#### [Objective]
Quote the passage about the faces dataset word for word, from "In a March 12th" up to and including "allow commercial use.".

#### [Passage shown]
## Begin

In a March 12th article by Olivia Solon for NBC News, IBM reveals that it has developed its so-called Diversity in Faces dataset, a face database of approximately one million images to assist researchers in developing less biased facial recognition algorithms. The article states:
Academics often appeal to the noncommercial nature of their work to bypass questions of copyright. Flickr became an appealing resource for facial recognition researchers because many users published their images under “Creative Commons” licenses, which means that others can reuse their pictures without paying license fees. Some of these licenses allow commercial use.
To build its Diversity in Faces dataset, IBM says it drew upon a collection of 100 million images published with Creative Commons licenses that Flickr’s owner, Yahoo, released as a batch for researchers to download in 2014. IBM narrowed that dataset down to about 1 million photos…
The article provides a tool. Enter your Flickr user name and it will tell you if any of your images have been included in the dataset, and, if so, how many. It also provides a sample image. I have 23 images in the dataset. The sample image provided by the NBC app is a shot I took during the 2010 Toronto Pride Parade, a head-on shot of a young Caucasian participant wearing large orange-tinted sunglasses. I posted it subject to an Attribution-NonCommercial-ShareAlike creative commons license. That means anyone is free to use my image if:
- they offer appropriate attribution,
- they use it for non-commercial purposes, and
- reshare under the same terms.
I have a number of concerns:
1. The Sample Image
The first and, to my mind, most obvious concern is the simple observation that while the ostensible purpose of creating the dataset is to help train facial recognition algorithms to be more even-handed in their identification of racialized faces, the sample image returned in my search is of a Caucasian face. I wonder if they’ve ever developed an algorithm to identify irony.

## End

Layout element notes
## Begin

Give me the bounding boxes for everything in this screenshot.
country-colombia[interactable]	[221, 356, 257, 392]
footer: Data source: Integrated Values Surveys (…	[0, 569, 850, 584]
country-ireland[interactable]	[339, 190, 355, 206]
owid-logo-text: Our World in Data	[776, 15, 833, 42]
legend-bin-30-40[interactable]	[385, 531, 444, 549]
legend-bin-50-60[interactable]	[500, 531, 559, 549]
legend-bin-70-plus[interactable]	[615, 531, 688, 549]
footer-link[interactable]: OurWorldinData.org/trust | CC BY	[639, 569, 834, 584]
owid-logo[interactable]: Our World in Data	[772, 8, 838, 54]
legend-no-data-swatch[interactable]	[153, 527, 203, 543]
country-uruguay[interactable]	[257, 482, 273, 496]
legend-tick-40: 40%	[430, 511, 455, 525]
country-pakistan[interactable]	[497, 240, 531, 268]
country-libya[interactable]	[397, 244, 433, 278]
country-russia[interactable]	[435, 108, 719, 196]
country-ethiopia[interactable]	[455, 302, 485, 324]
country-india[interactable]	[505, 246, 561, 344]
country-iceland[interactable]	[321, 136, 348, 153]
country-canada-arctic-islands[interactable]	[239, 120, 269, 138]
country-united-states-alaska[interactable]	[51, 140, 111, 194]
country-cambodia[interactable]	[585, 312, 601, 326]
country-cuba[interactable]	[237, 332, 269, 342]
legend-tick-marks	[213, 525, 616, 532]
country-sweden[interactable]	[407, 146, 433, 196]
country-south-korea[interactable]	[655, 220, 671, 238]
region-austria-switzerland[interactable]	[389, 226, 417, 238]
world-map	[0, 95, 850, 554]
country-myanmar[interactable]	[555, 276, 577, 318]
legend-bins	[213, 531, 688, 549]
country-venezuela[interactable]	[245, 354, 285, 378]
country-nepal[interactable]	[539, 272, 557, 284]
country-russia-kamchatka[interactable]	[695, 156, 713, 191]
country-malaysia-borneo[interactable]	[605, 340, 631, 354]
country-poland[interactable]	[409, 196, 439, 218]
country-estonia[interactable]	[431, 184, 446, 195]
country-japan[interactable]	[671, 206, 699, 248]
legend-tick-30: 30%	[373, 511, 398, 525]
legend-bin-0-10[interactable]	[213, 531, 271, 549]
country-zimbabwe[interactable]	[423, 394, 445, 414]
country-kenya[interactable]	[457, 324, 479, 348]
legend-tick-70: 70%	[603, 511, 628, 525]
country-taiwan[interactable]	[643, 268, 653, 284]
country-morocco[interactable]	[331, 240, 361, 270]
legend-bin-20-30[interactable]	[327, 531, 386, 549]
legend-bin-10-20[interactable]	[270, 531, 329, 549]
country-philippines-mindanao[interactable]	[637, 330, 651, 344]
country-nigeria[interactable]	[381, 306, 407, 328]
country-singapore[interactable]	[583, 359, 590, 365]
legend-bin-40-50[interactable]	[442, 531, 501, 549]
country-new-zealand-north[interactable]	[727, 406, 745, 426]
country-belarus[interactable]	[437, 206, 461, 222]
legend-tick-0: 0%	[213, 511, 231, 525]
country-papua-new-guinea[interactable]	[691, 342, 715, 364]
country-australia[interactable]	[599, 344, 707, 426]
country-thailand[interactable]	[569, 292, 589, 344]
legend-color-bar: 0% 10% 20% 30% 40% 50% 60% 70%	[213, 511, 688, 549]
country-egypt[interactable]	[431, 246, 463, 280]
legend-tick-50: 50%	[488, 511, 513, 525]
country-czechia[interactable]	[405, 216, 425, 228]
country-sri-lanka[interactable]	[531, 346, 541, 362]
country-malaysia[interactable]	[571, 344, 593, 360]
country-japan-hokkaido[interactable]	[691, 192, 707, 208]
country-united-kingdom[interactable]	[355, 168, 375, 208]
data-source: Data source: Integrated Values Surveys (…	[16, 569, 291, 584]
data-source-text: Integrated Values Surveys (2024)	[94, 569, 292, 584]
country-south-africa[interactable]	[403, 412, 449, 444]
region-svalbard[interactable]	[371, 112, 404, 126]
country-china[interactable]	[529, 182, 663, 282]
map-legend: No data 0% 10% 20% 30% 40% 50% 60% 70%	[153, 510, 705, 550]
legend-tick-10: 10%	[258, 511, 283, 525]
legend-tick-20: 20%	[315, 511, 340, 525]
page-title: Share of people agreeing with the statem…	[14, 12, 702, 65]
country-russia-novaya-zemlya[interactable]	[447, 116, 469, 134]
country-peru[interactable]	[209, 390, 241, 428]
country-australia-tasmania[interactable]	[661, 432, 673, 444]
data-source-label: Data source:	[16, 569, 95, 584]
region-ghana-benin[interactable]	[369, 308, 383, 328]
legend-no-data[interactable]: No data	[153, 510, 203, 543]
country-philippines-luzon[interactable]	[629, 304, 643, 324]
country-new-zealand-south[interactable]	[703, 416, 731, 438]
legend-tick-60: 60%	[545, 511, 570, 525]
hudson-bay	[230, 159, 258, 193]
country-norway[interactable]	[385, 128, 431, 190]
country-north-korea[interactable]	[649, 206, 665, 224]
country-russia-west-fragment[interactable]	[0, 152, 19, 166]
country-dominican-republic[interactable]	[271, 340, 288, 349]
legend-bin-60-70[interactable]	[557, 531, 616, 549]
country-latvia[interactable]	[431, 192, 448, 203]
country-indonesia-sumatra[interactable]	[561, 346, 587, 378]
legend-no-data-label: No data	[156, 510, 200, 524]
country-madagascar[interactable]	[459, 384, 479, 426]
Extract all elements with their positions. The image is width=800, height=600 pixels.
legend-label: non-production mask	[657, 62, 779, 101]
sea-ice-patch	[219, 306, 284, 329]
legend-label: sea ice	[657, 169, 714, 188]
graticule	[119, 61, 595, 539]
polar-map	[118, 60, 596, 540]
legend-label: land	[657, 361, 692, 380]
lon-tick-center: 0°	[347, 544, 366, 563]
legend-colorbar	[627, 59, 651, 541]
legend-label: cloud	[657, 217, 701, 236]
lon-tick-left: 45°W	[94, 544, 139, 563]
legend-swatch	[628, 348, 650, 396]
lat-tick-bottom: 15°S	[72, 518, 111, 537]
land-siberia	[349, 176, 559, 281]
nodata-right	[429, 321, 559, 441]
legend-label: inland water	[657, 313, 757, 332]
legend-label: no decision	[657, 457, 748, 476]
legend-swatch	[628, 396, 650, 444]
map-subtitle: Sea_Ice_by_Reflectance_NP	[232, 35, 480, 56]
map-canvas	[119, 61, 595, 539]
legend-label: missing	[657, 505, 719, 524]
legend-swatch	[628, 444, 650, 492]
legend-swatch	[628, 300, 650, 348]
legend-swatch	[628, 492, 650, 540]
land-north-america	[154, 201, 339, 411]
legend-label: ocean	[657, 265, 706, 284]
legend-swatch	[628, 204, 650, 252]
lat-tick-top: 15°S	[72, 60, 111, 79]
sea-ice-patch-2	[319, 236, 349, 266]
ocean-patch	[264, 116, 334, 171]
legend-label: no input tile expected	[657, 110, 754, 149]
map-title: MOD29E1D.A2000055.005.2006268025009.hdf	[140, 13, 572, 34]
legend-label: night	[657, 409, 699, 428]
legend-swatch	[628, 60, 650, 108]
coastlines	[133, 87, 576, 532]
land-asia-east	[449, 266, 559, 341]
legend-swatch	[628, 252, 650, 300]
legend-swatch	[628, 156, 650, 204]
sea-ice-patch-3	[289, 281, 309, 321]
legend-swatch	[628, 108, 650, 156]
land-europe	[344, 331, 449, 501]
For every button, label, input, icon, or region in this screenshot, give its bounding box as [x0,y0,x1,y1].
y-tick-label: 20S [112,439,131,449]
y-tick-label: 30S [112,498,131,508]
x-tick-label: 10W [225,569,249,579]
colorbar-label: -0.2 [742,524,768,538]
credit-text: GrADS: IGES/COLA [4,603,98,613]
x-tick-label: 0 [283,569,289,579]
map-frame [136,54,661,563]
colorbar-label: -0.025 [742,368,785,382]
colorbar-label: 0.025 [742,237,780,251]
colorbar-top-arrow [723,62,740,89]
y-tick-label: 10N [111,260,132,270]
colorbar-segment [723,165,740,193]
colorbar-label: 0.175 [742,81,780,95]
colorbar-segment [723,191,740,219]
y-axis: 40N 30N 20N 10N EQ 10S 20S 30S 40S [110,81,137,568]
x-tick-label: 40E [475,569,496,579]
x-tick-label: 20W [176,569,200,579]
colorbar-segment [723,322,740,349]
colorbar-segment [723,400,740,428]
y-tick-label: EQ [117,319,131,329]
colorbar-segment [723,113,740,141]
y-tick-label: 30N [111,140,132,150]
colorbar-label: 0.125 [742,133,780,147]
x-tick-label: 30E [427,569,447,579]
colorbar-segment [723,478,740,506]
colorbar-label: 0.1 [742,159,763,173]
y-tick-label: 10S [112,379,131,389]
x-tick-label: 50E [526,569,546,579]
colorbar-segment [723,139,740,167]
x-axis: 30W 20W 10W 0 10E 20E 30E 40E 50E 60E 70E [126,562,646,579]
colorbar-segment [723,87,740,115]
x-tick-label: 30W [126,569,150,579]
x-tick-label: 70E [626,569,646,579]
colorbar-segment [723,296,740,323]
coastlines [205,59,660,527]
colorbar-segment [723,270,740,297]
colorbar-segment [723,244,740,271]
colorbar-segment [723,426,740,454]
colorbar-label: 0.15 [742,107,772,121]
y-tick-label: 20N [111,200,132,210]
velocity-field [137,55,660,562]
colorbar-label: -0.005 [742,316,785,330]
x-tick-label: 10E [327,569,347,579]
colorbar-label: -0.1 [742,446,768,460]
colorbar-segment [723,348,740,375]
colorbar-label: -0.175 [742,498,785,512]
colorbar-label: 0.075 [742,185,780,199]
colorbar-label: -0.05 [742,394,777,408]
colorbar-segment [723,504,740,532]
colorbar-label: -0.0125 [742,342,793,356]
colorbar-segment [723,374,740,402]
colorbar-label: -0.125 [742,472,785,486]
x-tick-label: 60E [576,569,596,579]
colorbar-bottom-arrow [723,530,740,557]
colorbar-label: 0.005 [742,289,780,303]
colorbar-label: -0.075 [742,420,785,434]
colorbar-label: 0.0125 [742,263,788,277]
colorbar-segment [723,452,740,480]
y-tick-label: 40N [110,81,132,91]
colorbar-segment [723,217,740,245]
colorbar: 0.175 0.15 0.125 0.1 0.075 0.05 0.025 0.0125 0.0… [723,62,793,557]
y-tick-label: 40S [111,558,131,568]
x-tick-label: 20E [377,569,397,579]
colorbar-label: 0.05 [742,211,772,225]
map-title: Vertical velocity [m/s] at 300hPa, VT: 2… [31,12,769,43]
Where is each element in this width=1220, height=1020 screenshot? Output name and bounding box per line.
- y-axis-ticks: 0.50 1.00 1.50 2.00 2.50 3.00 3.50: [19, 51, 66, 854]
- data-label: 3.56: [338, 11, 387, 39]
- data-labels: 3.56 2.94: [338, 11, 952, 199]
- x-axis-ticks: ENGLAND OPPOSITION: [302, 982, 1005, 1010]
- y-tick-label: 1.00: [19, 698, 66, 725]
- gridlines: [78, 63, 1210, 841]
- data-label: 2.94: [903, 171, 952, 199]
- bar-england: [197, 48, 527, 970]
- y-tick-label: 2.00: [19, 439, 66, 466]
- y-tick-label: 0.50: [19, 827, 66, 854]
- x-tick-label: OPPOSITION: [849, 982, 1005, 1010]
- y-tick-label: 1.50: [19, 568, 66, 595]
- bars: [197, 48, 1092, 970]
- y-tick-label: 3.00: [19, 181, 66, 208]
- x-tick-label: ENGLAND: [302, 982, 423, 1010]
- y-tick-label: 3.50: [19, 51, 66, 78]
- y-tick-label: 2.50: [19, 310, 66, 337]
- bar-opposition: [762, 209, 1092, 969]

## End

#### [Problem solution]
In a March 12th article by Olivia Solon for NBC News, IBM reveals that it has developed its so-called Diversity in Faces dataset, a face database of approximately one million images to assist researchers in developing less biased facial recognition algorithms. The article states:
Academics often appeal to the noncommercial nature of their work to bypass questions of copyright. Flickr became an appealing resource for facial recognition researchers because many users published their images under “Creative Commons” licenses, which means that others can reuse their pictures without paying license fees. Some of these licenses allow commercial use.